(EXERCISE DETAILS):
Copy out each line that mentions the word "LEMAIRE".

(Stored records)
[BEGIN]

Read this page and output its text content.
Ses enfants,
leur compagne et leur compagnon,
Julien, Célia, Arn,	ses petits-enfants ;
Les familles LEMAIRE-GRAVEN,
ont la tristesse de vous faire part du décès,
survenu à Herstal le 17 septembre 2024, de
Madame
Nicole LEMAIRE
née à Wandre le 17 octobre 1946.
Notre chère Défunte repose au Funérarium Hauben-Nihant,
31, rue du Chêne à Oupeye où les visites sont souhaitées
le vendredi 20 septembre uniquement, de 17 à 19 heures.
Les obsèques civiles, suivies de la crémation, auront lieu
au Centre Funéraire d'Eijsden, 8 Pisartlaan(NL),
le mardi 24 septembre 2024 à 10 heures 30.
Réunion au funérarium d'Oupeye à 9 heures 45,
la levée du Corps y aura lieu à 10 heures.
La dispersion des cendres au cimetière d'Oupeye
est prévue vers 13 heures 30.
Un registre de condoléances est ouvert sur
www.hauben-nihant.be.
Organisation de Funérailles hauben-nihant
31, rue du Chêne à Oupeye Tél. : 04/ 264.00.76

[END]
[BEGIN]

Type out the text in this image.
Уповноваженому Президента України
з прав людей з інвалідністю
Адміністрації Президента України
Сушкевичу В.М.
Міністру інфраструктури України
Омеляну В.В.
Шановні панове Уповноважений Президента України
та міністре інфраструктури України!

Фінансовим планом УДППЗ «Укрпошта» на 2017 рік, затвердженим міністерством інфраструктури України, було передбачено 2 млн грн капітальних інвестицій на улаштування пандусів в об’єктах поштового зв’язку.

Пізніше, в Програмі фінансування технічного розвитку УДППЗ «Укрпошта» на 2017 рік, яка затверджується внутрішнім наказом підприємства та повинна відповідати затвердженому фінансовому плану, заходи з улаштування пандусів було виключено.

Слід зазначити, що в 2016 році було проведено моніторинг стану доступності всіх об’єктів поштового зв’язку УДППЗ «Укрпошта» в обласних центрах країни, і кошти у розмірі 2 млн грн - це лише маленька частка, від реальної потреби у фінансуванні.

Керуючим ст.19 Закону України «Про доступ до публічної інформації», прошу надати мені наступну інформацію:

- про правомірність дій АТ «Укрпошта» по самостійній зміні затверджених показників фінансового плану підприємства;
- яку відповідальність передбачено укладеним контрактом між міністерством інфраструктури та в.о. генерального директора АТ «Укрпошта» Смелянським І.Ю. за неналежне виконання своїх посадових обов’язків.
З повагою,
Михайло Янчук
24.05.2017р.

[END]

(EXPECTED ANSWER):
Les familles LEMAIRE-GRAVEN,
Nicole LEMAIRE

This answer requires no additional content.